-- START OF EXTRACTED ENTRIES --

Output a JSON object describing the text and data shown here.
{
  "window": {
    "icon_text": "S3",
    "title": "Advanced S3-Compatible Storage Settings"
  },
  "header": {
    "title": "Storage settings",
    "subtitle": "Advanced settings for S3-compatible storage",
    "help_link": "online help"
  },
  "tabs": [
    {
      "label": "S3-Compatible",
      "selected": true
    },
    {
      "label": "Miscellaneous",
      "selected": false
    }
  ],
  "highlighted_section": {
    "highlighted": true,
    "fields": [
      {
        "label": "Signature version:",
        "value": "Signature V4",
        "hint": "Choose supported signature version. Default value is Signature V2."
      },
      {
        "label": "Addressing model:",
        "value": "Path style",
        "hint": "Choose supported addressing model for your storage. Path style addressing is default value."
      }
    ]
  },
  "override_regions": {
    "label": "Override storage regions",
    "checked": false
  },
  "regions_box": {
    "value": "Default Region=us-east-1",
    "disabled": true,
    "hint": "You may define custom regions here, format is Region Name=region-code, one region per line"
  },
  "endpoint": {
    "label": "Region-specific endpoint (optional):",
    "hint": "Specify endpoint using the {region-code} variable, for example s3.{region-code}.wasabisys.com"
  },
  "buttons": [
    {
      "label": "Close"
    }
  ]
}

-- END OF EXTRACTED ENTRIES --

| YOUR INSTRUCTIONS |
Copy out every entry again, exactly as it was given.

| FULL RESPONSE |
Output a JSON object describing the text and data shown here.
{
  "window": {
    "icon_text": "S3",
    "title": "Advanced S3-Compatible Storage Settings"
  },
  "header": {
    "title": "Storage settings",
    "subtitle": "Advanced settings for S3-compatible storage",
    "help_link": "online help"
  },
  "tabs": [
    {
      "label": "S3-Compatible",
      "selected": true
    },
    {
      "label": "Miscellaneous",
      "selected": false
    }
  ],
  "highlighted_section": {
    "highlighted": true,
    "fields": [
      {
        "label": "Signature version:",
        "value": "Signature V4",
        "hint": "Choose supported signature version. Default value is Signature V2."
      },
      {
        "label": "Addressing model:",
        "value": "Path style",
        "hint": "Choose supported addressing model for your storage. Path style addressing is default value."
      }
    ]
  },
  "override_regions": {
    "label": "Override storage regions",
    "checked": false
  },
  "regions_box": {
    "value": "Default Region=us-east-1",
    "disabled": true,
    "hint": "You may define custom regions here, format is Region Name=region-code, one region per line"
  },
  "endpoint": {
    "label": "Region-specific endpoint (optional):",
    "hint": "Specify endpoint using the {region-code} variable, for example s3.{region-code}.wasabisys.com"
  },
  "buttons": [
    {
      "label": "Close"
    }
  ]
}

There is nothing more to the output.